What needs to be done |
Your job is to retype all of the data word for word, leaving every image out.

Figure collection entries
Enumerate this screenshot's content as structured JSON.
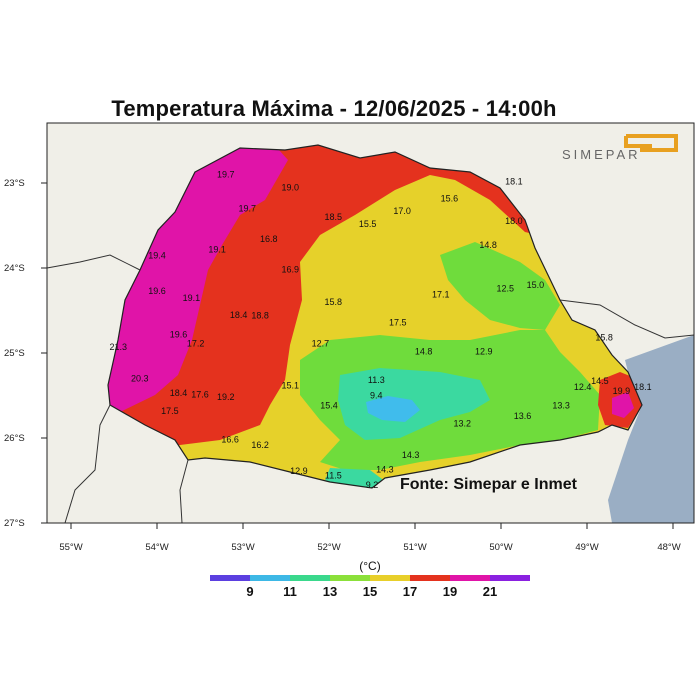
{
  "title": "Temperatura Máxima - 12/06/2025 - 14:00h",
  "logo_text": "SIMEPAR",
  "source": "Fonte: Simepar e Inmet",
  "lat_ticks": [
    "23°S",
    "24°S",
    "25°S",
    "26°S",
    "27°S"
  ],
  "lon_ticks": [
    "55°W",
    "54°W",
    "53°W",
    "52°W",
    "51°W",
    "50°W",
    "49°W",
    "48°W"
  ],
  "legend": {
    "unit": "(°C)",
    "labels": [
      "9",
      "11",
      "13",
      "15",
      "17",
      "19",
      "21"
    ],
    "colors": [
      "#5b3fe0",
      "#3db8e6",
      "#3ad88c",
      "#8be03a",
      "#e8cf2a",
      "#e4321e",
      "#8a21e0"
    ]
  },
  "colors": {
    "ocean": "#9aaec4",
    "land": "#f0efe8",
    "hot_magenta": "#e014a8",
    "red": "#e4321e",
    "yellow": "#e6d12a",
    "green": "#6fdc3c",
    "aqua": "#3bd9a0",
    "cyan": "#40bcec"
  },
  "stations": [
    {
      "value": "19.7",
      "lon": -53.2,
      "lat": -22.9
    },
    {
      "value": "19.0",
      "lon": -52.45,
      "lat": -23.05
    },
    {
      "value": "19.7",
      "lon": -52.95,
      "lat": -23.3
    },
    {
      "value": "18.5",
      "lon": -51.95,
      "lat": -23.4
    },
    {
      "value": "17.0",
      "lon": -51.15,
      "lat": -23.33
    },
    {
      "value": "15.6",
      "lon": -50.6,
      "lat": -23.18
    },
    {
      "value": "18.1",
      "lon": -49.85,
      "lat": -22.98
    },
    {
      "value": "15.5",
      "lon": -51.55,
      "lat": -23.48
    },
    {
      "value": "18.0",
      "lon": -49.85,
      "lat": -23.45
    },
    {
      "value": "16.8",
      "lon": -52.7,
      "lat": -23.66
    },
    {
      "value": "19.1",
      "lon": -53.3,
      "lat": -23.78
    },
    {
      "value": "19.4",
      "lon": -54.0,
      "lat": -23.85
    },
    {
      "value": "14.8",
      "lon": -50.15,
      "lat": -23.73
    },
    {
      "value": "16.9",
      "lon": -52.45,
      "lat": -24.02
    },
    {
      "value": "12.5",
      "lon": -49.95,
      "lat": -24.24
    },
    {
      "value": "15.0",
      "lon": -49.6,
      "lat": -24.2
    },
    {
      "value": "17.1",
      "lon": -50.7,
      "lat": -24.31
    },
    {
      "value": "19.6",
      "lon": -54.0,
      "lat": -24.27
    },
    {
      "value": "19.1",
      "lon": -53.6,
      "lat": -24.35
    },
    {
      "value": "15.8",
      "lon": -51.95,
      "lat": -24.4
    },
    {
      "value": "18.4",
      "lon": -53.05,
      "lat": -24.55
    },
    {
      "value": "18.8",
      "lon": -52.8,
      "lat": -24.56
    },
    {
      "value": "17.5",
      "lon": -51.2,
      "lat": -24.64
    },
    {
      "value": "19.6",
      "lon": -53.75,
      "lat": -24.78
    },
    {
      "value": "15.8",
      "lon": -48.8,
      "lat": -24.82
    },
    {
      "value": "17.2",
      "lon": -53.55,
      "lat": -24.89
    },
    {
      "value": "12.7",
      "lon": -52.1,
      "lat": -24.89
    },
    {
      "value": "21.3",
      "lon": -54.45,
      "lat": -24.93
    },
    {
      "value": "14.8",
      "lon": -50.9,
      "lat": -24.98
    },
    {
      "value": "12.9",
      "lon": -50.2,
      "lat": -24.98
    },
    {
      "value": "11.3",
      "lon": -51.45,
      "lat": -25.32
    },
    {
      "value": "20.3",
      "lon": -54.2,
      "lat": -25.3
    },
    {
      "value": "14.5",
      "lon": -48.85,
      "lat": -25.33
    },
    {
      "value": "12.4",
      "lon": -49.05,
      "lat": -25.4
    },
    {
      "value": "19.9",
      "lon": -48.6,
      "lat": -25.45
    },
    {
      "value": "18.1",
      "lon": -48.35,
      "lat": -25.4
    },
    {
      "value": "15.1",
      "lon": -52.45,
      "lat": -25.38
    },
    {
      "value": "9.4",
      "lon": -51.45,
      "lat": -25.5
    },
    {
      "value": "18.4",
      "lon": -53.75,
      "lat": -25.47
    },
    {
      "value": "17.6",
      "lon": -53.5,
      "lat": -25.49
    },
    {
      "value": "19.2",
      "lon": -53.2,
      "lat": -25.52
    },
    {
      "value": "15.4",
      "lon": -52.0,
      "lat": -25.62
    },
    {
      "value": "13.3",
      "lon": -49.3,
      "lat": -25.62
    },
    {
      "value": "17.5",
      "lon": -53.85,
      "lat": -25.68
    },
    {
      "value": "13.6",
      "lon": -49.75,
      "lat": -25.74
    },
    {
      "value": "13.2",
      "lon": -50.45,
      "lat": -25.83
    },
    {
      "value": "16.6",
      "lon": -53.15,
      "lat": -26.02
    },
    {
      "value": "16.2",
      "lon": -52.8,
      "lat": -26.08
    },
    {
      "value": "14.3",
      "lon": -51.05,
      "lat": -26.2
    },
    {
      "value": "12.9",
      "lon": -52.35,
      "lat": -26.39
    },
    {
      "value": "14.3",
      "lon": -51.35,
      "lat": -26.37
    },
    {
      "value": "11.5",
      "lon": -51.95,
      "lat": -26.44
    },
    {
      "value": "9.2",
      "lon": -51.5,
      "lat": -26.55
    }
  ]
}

Correct answer |
Enumerate this screenshot's content as structured JSON.
{
  "title": "Temperatura Máxima - 12/06/2025 - 14:00h",
  "logo_text": "SIMEPAR",
  "source": "Fonte: Simepar e Inmet",
  "lat_ticks": [
    "23°S",
    "24°S",
    "25°S",
    "26°S",
    "27°S"
  ],
  "lon_ticks": [
    "55°W",
    "54°W",
    "53°W",
    "52°W",
    "51°W",
    "50°W",
    "49°W",
    "48°W"
  ],
  "legend": {
    "unit": "(°C)",
    "labels": [
      "9",
      "11",
      "13",
      "15",
      "17",
      "19",
      "21"
    ],
    "colors": [
      "#5b3fe0",
      "#3db8e6",
      "#3ad88c",
      "#8be03a",
      "#e8cf2a",
      "#e4321e",
      "#8a21e0"
    ]
  },
  "colors": {
    "ocean": "#9aaec4",
    "land": "#f0efe8",
    "hot_magenta": "#e014a8",
    "red": "#e4321e",
    "yellow": "#e6d12a",
    "green": "#6fdc3c",
    "aqua": "#3bd9a0",
    "cyan": "#40bcec"
  },
  "stations": [
    {
      "value": "19.7",
      "lon": -53.2,
      "lat": -22.9
    },
    {
      "value": "19.0",
      "lon": -52.45,
      "lat": -23.05
    },
    {
      "value": "19.7",
      "lon": -52.95,
      "lat": -23.3
    },
    {
      "value": "18.5",
      "lon": -51.95,
      "lat": -23.4
    },
    {
      "value": "17.0",
      "lon": -51.15,
      "lat": -23.33
    },
    {
      "value": "15.6",
      "lon": -50.6,
      "lat": -23.18
    },
    {
      "value": "18.1",
      "lon": -49.85,
      "lat": -22.98
    },
    {
      "value": "15.5",
      "lon": -51.55,
      "lat": -23.48
    },
    {
      "value": "18.0",
      "lon": -49.85,
      "lat": -23.45
    },
    {
      "value": "16.8",
      "lon": -52.7,
      "lat": -23.66
    },
    {
      "value": "19.1",
      "lon": -53.3,
      "lat": -23.78
    },
    {
      "value": "19.4",
      "lon": -54.0,
      "lat": -23.85
    },
    {
      "value": "14.8",
      "lon": -50.15,
      "lat": -23.73
    },
    {
      "value": "16.9",
      "lon": -52.45,
      "lat": -24.02
    },
    {
      "value": "12.5",
      "lon": -49.95,
      "lat": -24.24
    },
    {
      "value": "15.0",
      "lon": -49.6,
      "lat": -24.2
    },
    {
      "value": "17.1",
      "lon": -50.7,
      "lat": -24.31
    },
    {
      "value": "19.6",
      "lon": -54.0,
      "lat": -24.27
    },
    {
      "value": "19.1",
      "lon": -53.6,
      "lat": -24.35
    },
    {
      "value": "15.8",
      "lon": -51.95,
      "lat": -24.4
    },
    {
      "value": "18.4",
      "lon": -53.05,
      "lat": -24.55
    },
    {
      "value": "18.8",
      "lon": -52.8,
      "lat": -24.56
    },
    {
      "value": "17.5",
      "lon": -51.2,
      "lat": -24.64
    },
    {
      "value": "19.6",
      "lon": -53.75,
      "lat": -24.78
    },
    {
      "value": "15.8",
      "lon": -48.8,
      "lat": -24.82
    },
    {
      "value": "17.2",
      "lon": -53.55,
      "lat": -24.89
    },
    {
      "value": "12.7",
      "lon": -52.1,
      "lat": -24.89
    },
    {
      "value": "21.3",
      "lon": -54.45,
      "lat": -24.93
    },
    {
      "value": "14.8",
      "lon": -50.9,
      "lat": -24.98
    },
    {
      "value": "12.9",
      "lon": -50.2,
      "lat": -24.98
    },
    {
      "value": "11.3",
      "lon": -51.45,
      "lat": -25.32
    },
    {
      "value": "20.3",
      "lon": -54.2,
      "lat": -25.3
    },
    {
      "value": "14.5",
      "lon": -48.85,
      "lat": -25.33
    },
    {
      "value": "12.4",
      "lon": -49.05,
      "lat": -25.4
    },
    {
      "value": "19.9",
      "lon": -48.6,
      "lat": -25.45
    },
    {
      "value": "18.1",
      "lon": -48.35,
      "lat": -25.4
    },
    {
      "value": "15.1",
      "lon": -52.45,
      "lat": -25.38
    },
    {
      "value": "9.4",
      "lon": -51.45,
      "lat": -25.5
    },
    {
      "value": "18.4",
      "lon": -53.75,
      "lat": -25.47
    },
    {
      "value": "17.6",
      "lon": -53.5,
      "lat": -25.49
    },
    {
      "value": "19.2",
      "lon": -53.2,
      "lat": -25.52
    },
    {
      "value": "15.4",
      "lon": -52.0,
      "lat": -25.62
    },
    {
      "value": "13.3",
      "lon": -49.3,
      "lat": -25.62
    },
    {
      "value": "17.5",
      "lon": -53.85,
      "lat": -25.68
    },
    {
      "value": "13.6",
      "lon": -49.75,
      "lat": -25.74
    },
    {
      "value": "13.2",
      "lon": -50.45,
      "lat": -25.83
    },
    {
      "value": "16.6",
      "lon": -53.15,
      "lat": -26.02
    },
    {
      "value": "16.2",
      "lon": -52.8,
      "lat": -26.08
    },
    {
      "value": "14.3",
      "lon": -51.05,
      "lat": -26.2
    },
    {
      "value": "12.9",
      "lon": -52.35,
      "lat": -26.39
    },
    {
      "value": "14.3",
      "lon": -51.35,
      "lat": -26.37
    },
    {
      "value": "11.5",
      "lon": -51.95,
      "lat": -26.44
    },
    {
      "value": "9.2",
      "lon": -51.5,
      "lat": -26.55
    }
  ]
}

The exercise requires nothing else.